Problem requirements: Give the records back in full, exactly as they read.

Recorded data:
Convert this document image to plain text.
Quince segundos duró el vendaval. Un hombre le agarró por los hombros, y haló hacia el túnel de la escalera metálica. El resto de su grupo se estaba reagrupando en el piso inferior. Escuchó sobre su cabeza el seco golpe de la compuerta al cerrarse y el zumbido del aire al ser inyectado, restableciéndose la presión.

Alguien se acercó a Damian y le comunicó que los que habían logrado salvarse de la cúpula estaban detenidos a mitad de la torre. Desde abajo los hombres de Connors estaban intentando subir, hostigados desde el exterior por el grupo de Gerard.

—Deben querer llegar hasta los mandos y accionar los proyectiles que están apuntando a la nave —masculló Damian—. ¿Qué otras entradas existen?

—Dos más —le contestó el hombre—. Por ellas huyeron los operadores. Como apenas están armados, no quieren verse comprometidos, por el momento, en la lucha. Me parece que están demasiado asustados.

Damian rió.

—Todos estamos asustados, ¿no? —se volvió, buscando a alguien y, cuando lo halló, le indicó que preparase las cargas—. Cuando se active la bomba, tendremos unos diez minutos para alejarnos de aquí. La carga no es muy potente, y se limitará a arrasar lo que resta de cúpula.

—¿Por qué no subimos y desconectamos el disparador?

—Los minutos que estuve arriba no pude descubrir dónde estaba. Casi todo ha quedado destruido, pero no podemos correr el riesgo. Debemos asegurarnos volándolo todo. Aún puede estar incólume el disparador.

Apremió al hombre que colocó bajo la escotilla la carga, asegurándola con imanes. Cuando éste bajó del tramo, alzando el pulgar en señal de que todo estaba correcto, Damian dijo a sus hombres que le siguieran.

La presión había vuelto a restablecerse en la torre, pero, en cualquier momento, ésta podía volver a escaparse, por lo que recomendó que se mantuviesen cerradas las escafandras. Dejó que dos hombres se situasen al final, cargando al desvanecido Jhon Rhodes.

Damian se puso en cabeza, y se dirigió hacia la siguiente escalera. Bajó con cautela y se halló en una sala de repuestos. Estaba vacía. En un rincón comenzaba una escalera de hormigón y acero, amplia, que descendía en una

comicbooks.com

Result for this task:
Convert this document image to plain text.
Quince segundos duró el vendaval. Un hombre le agarró por los hombros, y haló hacia el túnel de la escalera metálica. El resto de su grupo se estaba reagrupando en el piso inferior. Escuchó sobre su cabeza el seco golpe de la compuerta al cerrarse y el zumbido del aire al ser inyectado, restableciéndose la presión.

Alguien se acercó a Damian y le comunicó que los que habían logrado salvarse de la cúpula estaban detenidos a mitad de la torre. Desde abajo los hombres de Connors estaban intentando subir, hostigados desde el exterior por el grupo de Gerard.

—Deben querer llegar hasta los mandos y accionar los proyectiles que están apuntando a la nave —masculló Damian—. ¿Qué otras entradas existen?

—Dos más —le contestó el hombre—. Por ellas huyeron los operadores. Como apenas están armados, no quieren verse comprometidos, por el momento, en la lucha. Me parece que están demasiado asustados.

Damian rió.

—Todos estamos asustados, ¿no? —se volvió, buscando a alguien y, cuando lo halló, le indicó que preparase las cargas—. Cuando se active la bomba, tendremos unos diez minutos para alejarnos de aquí. La carga no es muy potente, y se limitará a arrasar lo que resta de cúpula.

—¿Por qué no subimos y desconectamos el disparador?

—Los minutos que estuve arriba no pude descubrir dónde estaba. Casi todo ha quedado destruido, pero no podemos correr el riesgo. Debemos asegurarnos volándolo todo. Aún puede estar incólume el disparador.

Apremió al hombre que colocó bajo la escotilla la carga, asegurándola con imanes. Cuando éste bajó del tramo, alzando el pulgar en señal de que todo estaba correcto, Damian dijo a sus hombres que le siguieran.

La presión había vuelto a restablecerse en la torre, pero, en cualquier momento, ésta podía volver a escaparse, por lo que recomendó que se mantuviesen cerradas las escafandras. Dejó que dos hombres se situasen al final, cargando al desvanecido Jhon Rhodes.

Damian se puso en cabeza, y se dirigió hacia la siguiente escalera. Bajó con cautela y se halló en una sala de repuestos. Estaba vacía. En un rincón comenzaba una escalera de hormigón y acero, amplia, que descendía en una

comicbooks.com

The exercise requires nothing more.